Show each line that has the string "than" in it.

++++ DATA FOR THIS TASK ++++

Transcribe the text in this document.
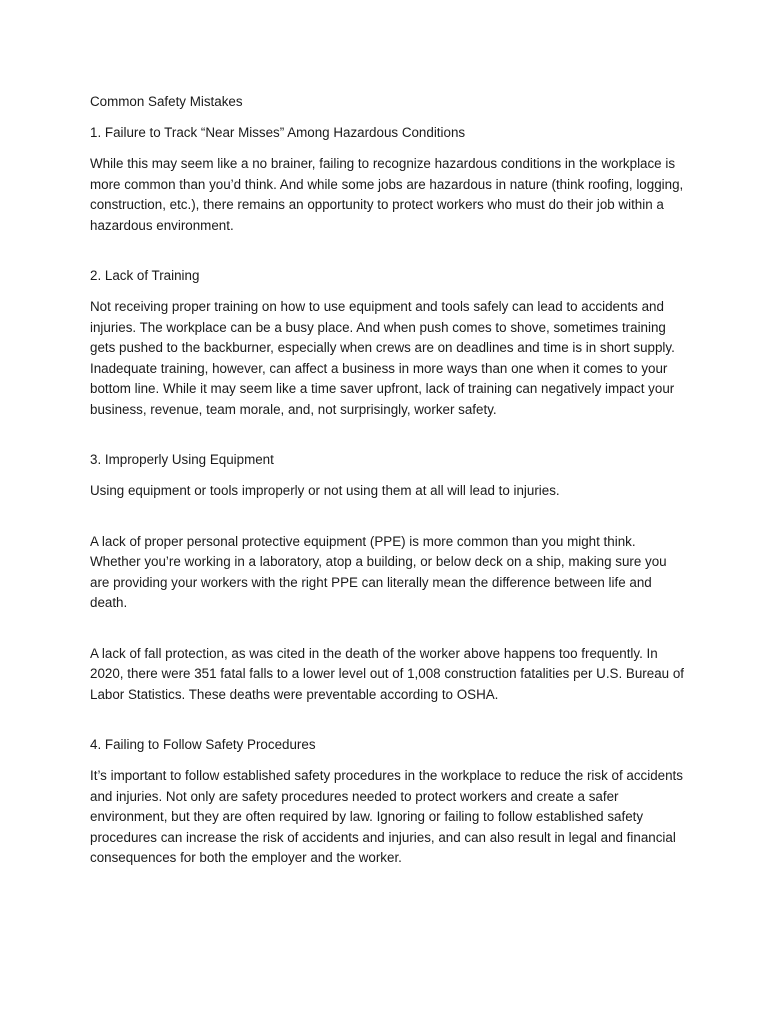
Common Safety Mistakes

1. Failure to Track “Near Misses” Among Hazardous Conditions

While this may seem like a no brainer, failing to recognize hazardous conditions in the workplace is more common than you’d think. And while some jobs are hazardous in nature (think roofing, logging, construction, etc.), there remains an opportunity to protect workers who must do their job within a hazardous environment.

2. Lack of Training

Not receiving proper training on how to use equipment and tools safely can lead to accidents and injuries. The workplace can be a busy place. And when push comes to shove, sometimes training gets pushed to the backburner, especially when crews are on deadlines and time is in short supply. Inadequate training, however, can affect a business in more ways than one when it comes to your bottom line. While it may seem like a time saver upfront, lack of training can negatively impact your business, revenue, team morale, and, not surprisingly, worker safety.

3. Improperly Using Equipment

Using equipment or tools improperly or not using them at all will lead to injuries.

A lack of proper personal protective equipment (PPE) is more common than you might think. Whether you’re working in a laboratory, atop a building, or below deck on a ship, making sure you are providing your workers with the right PPE can literally mean the difference between life and death.

A lack of fall protection, as was cited in the death of the worker above happens too frequently. In 2020, there were 351 fatal falls to a lower level out of 1,008 construction fatalities per U.S. Bureau of Labor Statistics. These deaths were preventable according to OSHA.

4. Failing to Follow Safety Procedures

It’s important to follow established safety procedures in the workplace to reduce the risk of accidents and injuries. Not only are safety procedures needed to protect workers and create a safer environment, but they are often required by law. Ignoring or failing to follow established safety procedures can increase the risk of accidents and injuries, and can also result in legal and financial consequences for both the employer and the worker.
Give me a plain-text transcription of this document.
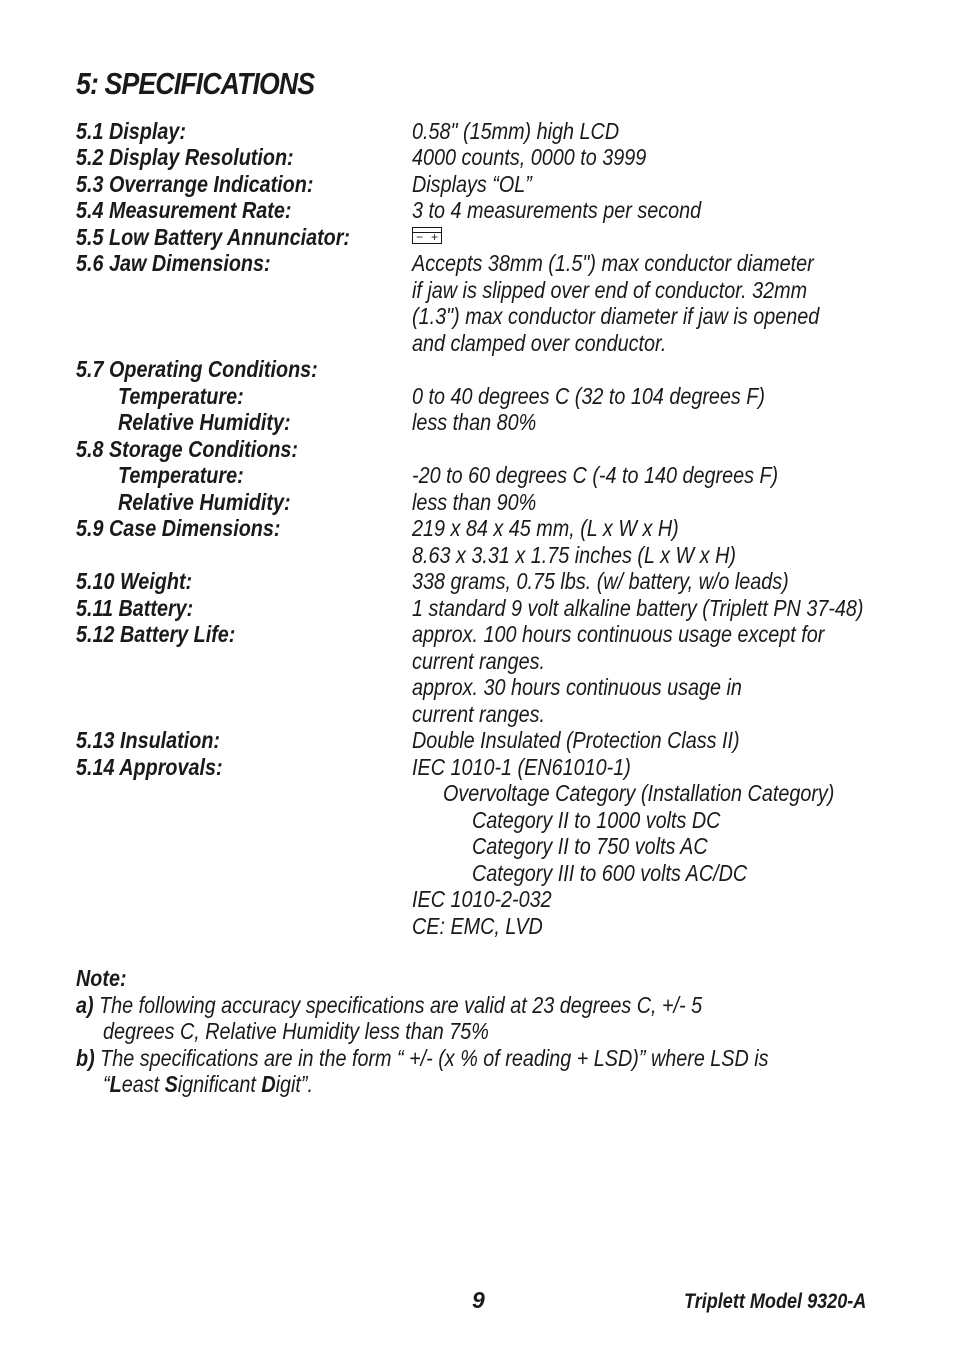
5: SPECIFICATIONS
5.1 Display:
5.2 Display Resolution:
5.3 Overrange Indication:
5.4 Measurement Rate:
5.5 Low Battery Annunciator:
5.6 Jaw Dimensions:
5.7 Operating Conditions:
Temperature:
Relative Humidity:
5.8 Storage Conditions:
Temperature:
Relative Humidity:
5.9 Case Dimensions:
5.10 Weight:
5.11 Battery:
5.12 Battery Life:
5.13 Insulation:
5.14 Approvals:
0.58" (15mm) high LCD
4000 counts, 0000 to 3999
Displays “OL”
3 to 4 measurements per second
− +
Accepts 38mm (1.5") max conductor diameter
if jaw is slipped over end of conductor. 32mm
(1.3") max conductor diameter if jaw is opened
and clamped over conductor.
0 to 40 degrees C (32 to 104 degrees F)
less than 80%
-20 to 60 degrees C (-4 to 140 degrees F)
less than 90%
219 x 84 x 45 mm, (L x W x H)
8.63 x 3.31 x 1.75 inches (L x W x H)
338 grams, 0.75 lbs. (w/ battery, w/o leads)
1 standard 9 volt alkaline battery (Triplett PN 37-48)
approx. 100 hours continuous usage except for
current ranges.
approx. 30 hours continuous usage in
current ranges.
Double Insulated (Protection Class II)
IEC 1010-1 (EN61010-1)
Overvoltage Category (Installation Category)
Category II to 1000 volts DC
Category II to 750 volts AC
Category III to 600 volts AC/DC
IEC 1010-2-032
CE: EMC, LVD
Note:
a) The following accuracy specifications are valid at 23 degrees C, +/- 5
degrees C, Relative Humidity less than 75%
b) The specifications are in the form “ +/- (x % of reading + LSD)” where LSD is
“Least Significant Digit”.
9	Triplett Model 9320-A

++++

#### PROBLEM SOLUTION:
While this may seem like a no brainer, failing to recognize hazardous conditions in the workplace is more common than you’d think. And while some jobs are hazardous in nature (think roofing, logging, construction, etc.), there remains an opportunity to protect workers who must do their job within a hazardous environment.
Not receiving proper training on how to use equipment and tools safely can lead to accidents and injuries. The workplace can be a busy place. And when push comes to shove, sometimes training gets pushed to the backburner, especially when crews are on deadlines and time is in short supply. Inadequate training, however, can affect a business in more ways than one when it comes to your bottom line. While it may seem like a time saver upfront, lack of training can negatively impact your business, revenue, team morale, and, not surprisingly, worker safety.
A lack of proper personal protective equipment (PPE) is more common than you might think. Whether you’re working in a laboratory, atop a building, or below deck on a ship, making sure you are providing your workers with the right PPE can literally mean the difference between life and death.
less than 80%
less than 90%
degrees C, Relative Humidity less than 75%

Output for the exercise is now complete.